Transcribe the full listing below exactly.
Begin Material for the task
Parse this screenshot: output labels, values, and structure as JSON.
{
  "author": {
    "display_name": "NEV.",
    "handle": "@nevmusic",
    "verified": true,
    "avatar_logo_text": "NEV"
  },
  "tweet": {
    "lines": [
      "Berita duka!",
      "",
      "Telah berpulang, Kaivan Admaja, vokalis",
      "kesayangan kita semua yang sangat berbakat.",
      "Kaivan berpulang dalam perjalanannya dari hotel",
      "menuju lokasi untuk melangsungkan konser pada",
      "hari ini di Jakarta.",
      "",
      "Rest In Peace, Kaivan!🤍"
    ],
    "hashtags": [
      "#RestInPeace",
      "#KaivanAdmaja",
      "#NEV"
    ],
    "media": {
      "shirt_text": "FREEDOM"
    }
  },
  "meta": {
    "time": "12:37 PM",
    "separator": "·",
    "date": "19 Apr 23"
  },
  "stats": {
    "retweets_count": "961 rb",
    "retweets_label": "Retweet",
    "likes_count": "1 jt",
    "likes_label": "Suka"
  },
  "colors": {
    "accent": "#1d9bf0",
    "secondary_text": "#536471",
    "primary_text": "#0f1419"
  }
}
End Material for the task
- _The answer_
Parse this screenshot: output labels, values, and structure as JSON.
{
  "author": {
    "display_name": "NEV.",
    "handle": "@nevmusic",
    "verified": true,
    "avatar_logo_text": "NEV"
  },
  "tweet": {
    "lines": [
      "Berita duka!",
      "",
      "Telah berpulang, Kaivan Admaja, vokalis",
      "kesayangan kita semua yang sangat berbakat.",
      "Kaivan berpulang dalam perjalanannya dari hotel",
      "menuju lokasi untuk melangsungkan konser pada",
      "hari ini di Jakarta.",
      "",
      "Rest In Peace, Kaivan!🤍"
    ],
    "hashtags": [
      "#RestInPeace",
      "#KaivanAdmaja",
      "#NEV"
    ],
    "media": {
      "shirt_text": "FREEDOM"
    }
  },
  "meta": {
    "time": "12:37 PM",
    "separator": "·",
    "date": "19 Apr 23"
  },
  "stats": {
    "retweets_count": "961 rb",
    "retweets_label": "Retweet",
    "likes_count": "1 jt",
    "likes_label": "Suka"
  },
  "colors": {
    "accent": "#1d9bf0",
    "secondary_text": "#536471",
    "primary_text": "#0f1419"
  }
}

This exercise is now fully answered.